- [EXERCISE DETAILS]
Identify each line below that contains the word "static", and copy it out.
[BEGIN]
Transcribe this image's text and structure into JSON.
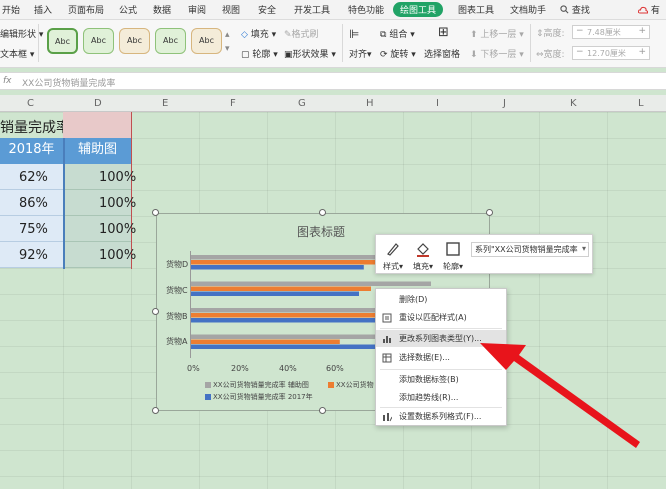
{
  "menu": {
    "tabs": [
      {
        "label": "开始",
        "active": false
      },
      {
        "label": "插入",
        "active": false
      },
      {
        "label": "页面布局",
        "active": false
      },
      {
        "label": "公式",
        "active": false
      },
      {
        "label": "数据",
        "active": false
      },
      {
        "label": "审阅",
        "active": false
      },
      {
        "label": "视图",
        "active": false
      },
      {
        "label": "安全",
        "active": false
      },
      {
        "label": "开发工具",
        "active": false
      },
      {
        "label": "特色功能",
        "active": false
      },
      {
        "label": "绘图工具",
        "active": true
      },
      {
        "label": "图表工具",
        "active": false
      },
      {
        "label": "文档助手",
        "active": false
      }
    ],
    "search_label": "查找",
    "cloud_label": "有",
    "accent_color": "#21a366"
  },
  "ribbon": {
    "left_items": [
      "编辑形状",
      "文本框"
    ],
    "style_label": "Abc",
    "fill_label": "填充",
    "format_painter_label": "格式刷",
    "outline_label": "轮廓",
    "shape_effect_label": "形状效果",
    "align_label": "对齐",
    "group_label": "组合",
    "rotate_label": "旋转",
    "selection_pane_label": "选择窗格",
    "bring_forward_label": "上移一层",
    "send_backward_label": "下移一层",
    "height_label": "高度:",
    "height_value": "7.48厘米",
    "width_label": "宽度:",
    "width_value": "12.70厘米"
  },
  "formula_bar": {
    "fx": "fx",
    "content": "XX公司货物销量完成率"
  },
  "columns": [
    "C",
    "D",
    "E",
    "F",
    "G",
    "H",
    "I",
    "J",
    "K",
    "L"
  ],
  "sheet": {
    "partial_title": "销量完成率",
    "header_c": "2018年",
    "header_d": "辅助图",
    "rows": [
      {
        "c": "62%",
        "d": "100%"
      },
      {
        "c": "86%",
        "d": "100%"
      },
      {
        "c": "75%",
        "d": "100%"
      },
      {
        "c": "92%",
        "d": "100%"
      }
    ]
  },
  "chart": {
    "title": "图表标题",
    "categories": [
      "货物D",
      "货物C",
      "货物B",
      "货物A"
    ],
    "x_ticks": [
      "0%",
      "20%",
      "40%",
      "60%"
    ],
    "legend": [
      {
        "name": "XX公司货物销量完成率 辅助图",
        "color": "#a5a5a5"
      },
      {
        "name": "XX公司货物",
        "color": "#ed7d31"
      },
      {
        "name": "XX公司货物销量完成率 2017年",
        "color": "#4472c4"
      }
    ]
  },
  "chart_data": {
    "type": "bar",
    "categories": [
      "货物D",
      "货物C",
      "货物B",
      "货物A"
    ],
    "series": [
      {
        "name": "XX公司货物销量完成率 辅助图",
        "values": [
          100,
          100,
          100,
          100
        ],
        "color": "#a5a5a5"
      },
      {
        "name": "XX公司货物",
        "values": [
          92,
          75,
          86,
          62
        ],
        "color": "#ed7d31"
      },
      {
        "name": "XX公司货物销量完成率 2017年",
        "values": [
          72,
          70,
          80,
          88
        ],
        "color": "#4472c4"
      }
    ],
    "title": "图表标题",
    "xlabel": "",
    "ylabel": "",
    "xlim": [
      0,
      100
    ],
    "x_ticks_visible": [
      "0%",
      "20%",
      "40%",
      "60%"
    ],
    "orientation": "horizontal",
    "grid": false,
    "legend_position": "bottom"
  },
  "mini_toolbar": {
    "style_label": "样式",
    "fill_label": "填充",
    "outline_label": "轮廓",
    "series_select": "系列\"XX公司货物销量完成率"
  },
  "context_menu": {
    "items": [
      {
        "label": "删除(D)",
        "icon": "delete-icon",
        "highlighted": false
      },
      {
        "label": "重设以匹配样式(A)",
        "icon": "reset-style-icon",
        "highlighted": false
      },
      {
        "label": "更改系列图表类型(Y)...",
        "icon": "chart-type-icon",
        "highlighted": true
      },
      {
        "label": "选择数据(E)...",
        "icon": "select-data-icon",
        "highlighted": false
      },
      {
        "label": "添加数据标签(B)",
        "icon": "",
        "highlighted": false
      },
      {
        "label": "添加趋势线(R)...",
        "icon": "",
        "highlighted": false
      },
      {
        "label": "设置数据系列格式(F)...",
        "icon": "format-series-icon",
        "highlighted": false
      }
    ]
  }
}
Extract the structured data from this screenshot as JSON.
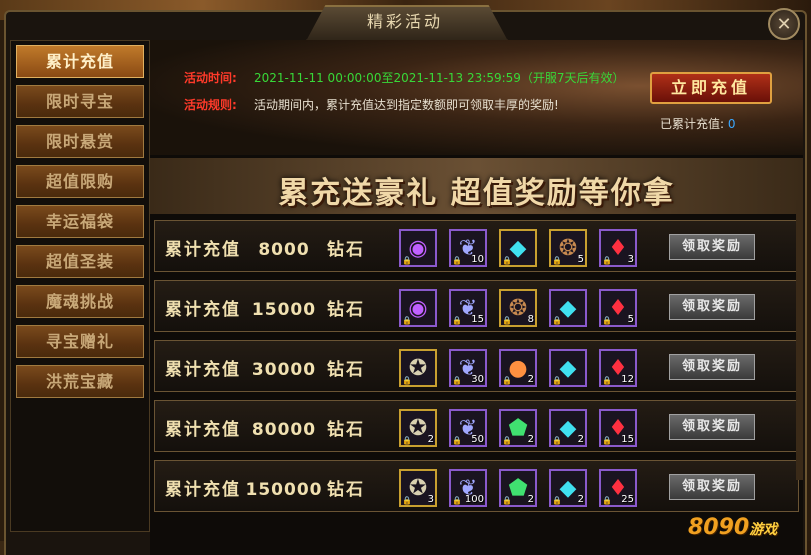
{
  "window": {
    "title": "精彩活动",
    "close_label": "✕"
  },
  "sidebar": {
    "items": [
      {
        "label": "累计充值",
        "active": true
      },
      {
        "label": "限时寻宝"
      },
      {
        "label": "限时悬赏"
      },
      {
        "label": "超值限购"
      },
      {
        "label": "幸运福袋"
      },
      {
        "label": "超值圣装"
      },
      {
        "label": "魔魂挑战"
      },
      {
        "label": "寻宝赠礼"
      },
      {
        "label": "洪荒宝藏"
      }
    ]
  },
  "banner": {
    "time_label": "活动时间:",
    "time_value": "2021-11-11 00:00:00至2021-11-13 23:59:59（开服7天后有效）",
    "rule_label": "活动规则:",
    "rule_value": "活动期间内，累计充值达到指定数额即可领取丰厚的奖励!",
    "recharge_button": "立即充值",
    "accumulated_label": "已累计充值:",
    "accumulated_value": "0"
  },
  "slogan": "累充送豪礼  超值奖励等你拿",
  "tiers": [
    {
      "prefix": "累计充值",
      "amount": "8000",
      "unit": "钻石",
      "claim": "领取奖励",
      "items": [
        {
          "icon": "purple-orb",
          "count": ""
        },
        {
          "icon": "feather",
          "count": "10"
        },
        {
          "icon": "cyan-gem",
          "count": ""
        },
        {
          "icon": "bronze-medal",
          "count": "5"
        },
        {
          "icon": "red-crystal",
          "count": "3"
        }
      ]
    },
    {
      "prefix": "累计充值",
      "amount": "15000",
      "unit": "钻石",
      "claim": "领取奖励",
      "items": [
        {
          "icon": "purple-orb",
          "count": ""
        },
        {
          "icon": "feather",
          "count": "15"
        },
        {
          "icon": "bronze-medal",
          "count": "8"
        },
        {
          "icon": "cyan-gem",
          "count": ""
        },
        {
          "icon": "red-crystal",
          "count": "5"
        }
      ]
    },
    {
      "prefix": "累计充值",
      "amount": "30000",
      "unit": "钻石",
      "claim": "领取奖励",
      "items": [
        {
          "icon": "silver-compass",
          "count": ""
        },
        {
          "icon": "feather",
          "count": "30"
        },
        {
          "icon": "rainbow-orb",
          "count": "2"
        },
        {
          "icon": "cyan-gem",
          "count": ""
        },
        {
          "icon": "red-crystal",
          "count": "12"
        }
      ]
    },
    {
      "prefix": "累计充值",
      "amount": "80000",
      "unit": "钻石",
      "claim": "领取奖励",
      "items": [
        {
          "icon": "silver-compass",
          "count": "2"
        },
        {
          "icon": "feather",
          "count": "50"
        },
        {
          "icon": "green-gem",
          "count": "2"
        },
        {
          "icon": "cyan-gem",
          "count": "2"
        },
        {
          "icon": "red-crystal",
          "count": "15"
        }
      ]
    },
    {
      "prefix": "累计充值",
      "amount": "150000",
      "unit": "钻石",
      "claim": "领取奖励",
      "items": [
        {
          "icon": "silver-compass",
          "count": "3"
        },
        {
          "icon": "feather",
          "count": "100"
        },
        {
          "icon": "green-gem",
          "count": "2"
        },
        {
          "icon": "cyan-gem",
          "count": "2"
        },
        {
          "icon": "red-crystal",
          "count": "25"
        }
      ]
    }
  ],
  "watermark": {
    "brand": "8090",
    "suffix": "游戏"
  }
}
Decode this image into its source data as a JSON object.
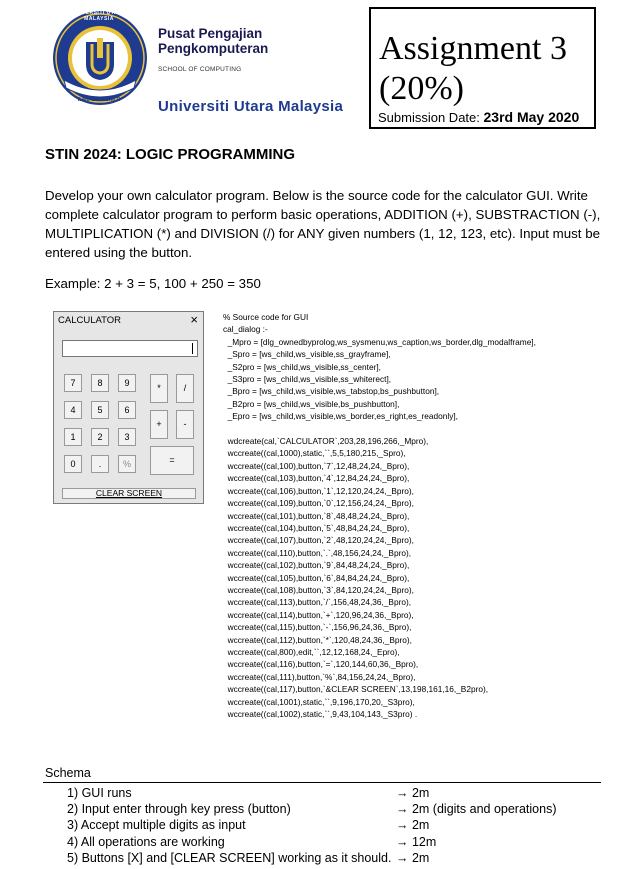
{
  "header": {
    "logo": {
      "ring_top": "UNIVERSITI UTARA MALAYSIA",
      "banner": "ILMU BUDI BAKTI"
    },
    "org_line1": "Pusat Pengajian",
    "org_line2": "Pengkomputeran",
    "school": "SCHOOL OF COMPUTING",
    "university": "Universiti Utara Malaysia",
    "assignment_line1": "Assignment 3",
    "assignment_line2": "(20%)",
    "submission_label": "Submission Date: ",
    "submission_date": "23rd May 2020"
  },
  "course_title": "STIN 2024: LOGIC PROGRAMMING",
  "description": [
    "Develop your own calculator program.  Below is the source code for the calculator GUI.  Write",
    "complete calculator program to perform basic operations, ADDITION (+), SUBSTRACTION (-),",
    "MULTIPLICATION (*) and DIVISION (/) for ANY given numbers (1, 12, 123, etc).  Input must be",
    "entered using the button."
  ],
  "example": "Example: 2 + 3 = 5, 100 + 250 = 350",
  "calculator": {
    "title": "CALCULATOR",
    "close": "×",
    "edit_value": "",
    "clear_label": "CLEAR SCREEN",
    "buttons": {
      "b7": "7",
      "b8": "8",
      "b9": "9",
      "mul": "*",
      "div": "/",
      "b4": "4",
      "b5": "5",
      "b6": "6",
      "plus": "+",
      "minus": "-",
      "b1": "1",
      "b2": "2",
      "b3": "3",
      "b0": "0",
      "dot": ".",
      "pct": "%",
      "eq": "="
    }
  },
  "code_lines": [
    "% Source code for GUI",
    "cal_dialog :-",
    "  _Mpro = [dlg_ownedbyprolog,ws_sysmenu,ws_caption,ws_border,dlg_modalframe],",
    "  _Spro = [ws_child,ws_visible,ss_grayframe],",
    "  _S2pro = [ws_child,ws_visible,ss_center],",
    "  _S3pro = [ws_child,ws_visible,ss_whiterect],",
    "  _Bpro = [ws_child,ws_visible,ws_tabstop,bs_pushbutton],",
    "  _B2pro = [ws_child,ws_visible,bs_pushbutton],",
    "  _Epro = [ws_child,ws_visible,ws_border,es_right,es_readonly],",
    "",
    "  wdcreate(cal,`CALCULATOR`,203,28,196,266,_Mpro),",
    "  wccreate((cal,1000),static,``,5,5,180,215,_Spro),",
    "  wccreate((cal,100),button,`7`,12,48,24,24,_Bpro),",
    "  wccreate((cal,103),button,`4`,12,84,24,24,_Bpro),",
    "  wccreate((cal,106),button,`1`,12,120,24,24,_Bpro),",
    "  wccreate((cal,109),button,`0`,12,156,24,24,_Bpro),",
    "  wccreate((cal,101),button,`8`,48,48,24,24,_Bpro),",
    "  wccreate((cal,104),button,`5`,48,84,24,24,_Bpro),",
    "  wccreate((cal,107),button,`2`,48,120,24,24,_Bpro),",
    "  wccreate((cal,110),button,`.`,48,156,24,24,_Bpro),",
    "  wccreate((cal,102),button,`9`,84,48,24,24,_Bpro),",
    "  wccreate((cal,105),button,`6`,84,84,24,24,_Bpro),",
    "  wccreate((cal,108),button,`3`,84,120,24,24,_Bpro),",
    "  wccreate((cal,113),button,`/`,156,48,24,36,_Bpro),",
    "  wccreate((cal,114),button,`+`,120,96,24,36,_Bpro),",
    "  wccreate((cal,115),button,`-`,156,96,24,36,_Bpro),",
    "  wccreate((cal,112),button,`*`,120,48,24,36,_Bpro),",
    "  wccreate((cal,800),edit,``,12,12,168,24,_Epro),",
    "  wccreate((cal,116),button,`=`,120,144,60,36,_Bpro),",
    "  wccreate((cal,111),button,`%`,84,156,24,24,_Bpro),",
    "  wccreate((cal,117),button,`&CLEAR SCREEN`,13,198,161,16,_B2pro),",
    "  wccreate((cal,1001),static,``,9,196,170,20,_S3pro),",
    "  wccreate((cal,1002),static,``,9,43,104,143,_S3pro) ."
  ],
  "schema": {
    "title": "Schema",
    "items": [
      {
        "num": "1)",
        "text": "GUI runs",
        "points": "→ 2m"
      },
      {
        "num": "2)",
        "text": "Input enter through key press (button)",
        "points": "→ 2m (digits and operations)"
      },
      {
        "num": "3)",
        "text": "Accept multiple digits as input",
        "points": "→ 2m"
      },
      {
        "num": "4)",
        "text": "All operations are working",
        "points": "→ 12m"
      },
      {
        "num": "5)",
        "text": "Buttons [X] and [CLEAR SCREEN] working as it should.",
        "points": "→ 2m"
      }
    ]
  }
}
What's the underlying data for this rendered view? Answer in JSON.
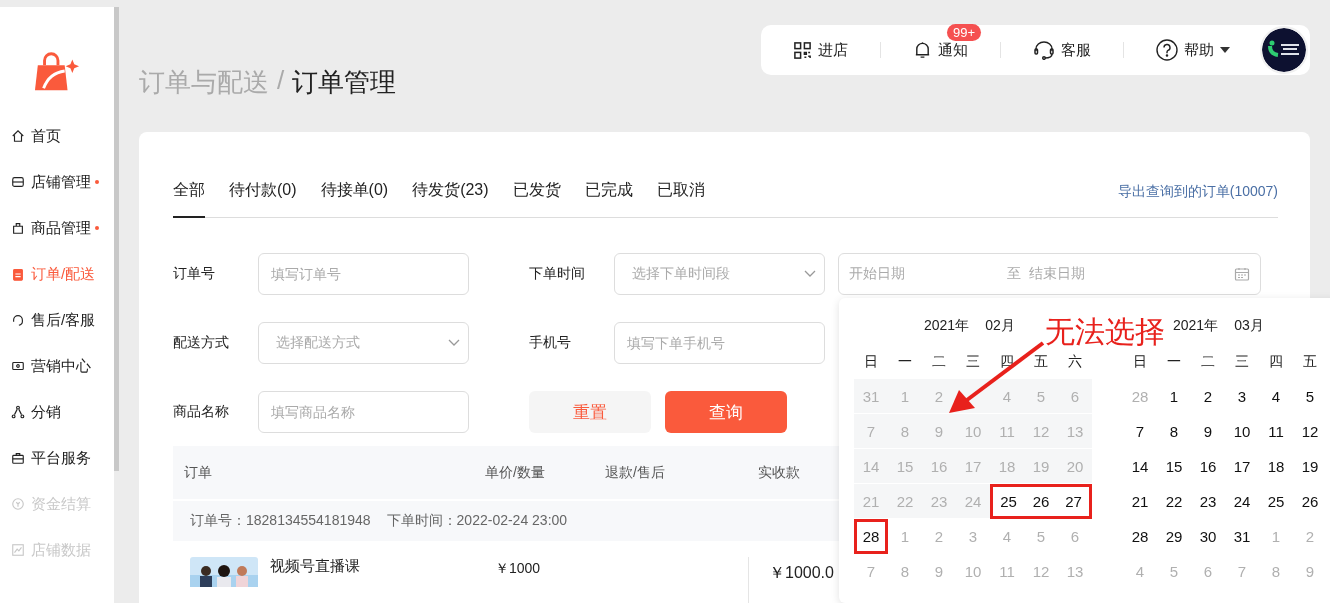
[END]
- [WRITTEN REPLY]
    "  wccreate((cal,1000),static,``,5,5,180,215,_Spro),",
    "  wccreate((cal,1001),static,``,9,196,170,20,_S3pro),",
    "  wccreate((cal,1002),static,``,9,43,104,143,_S3pro) ."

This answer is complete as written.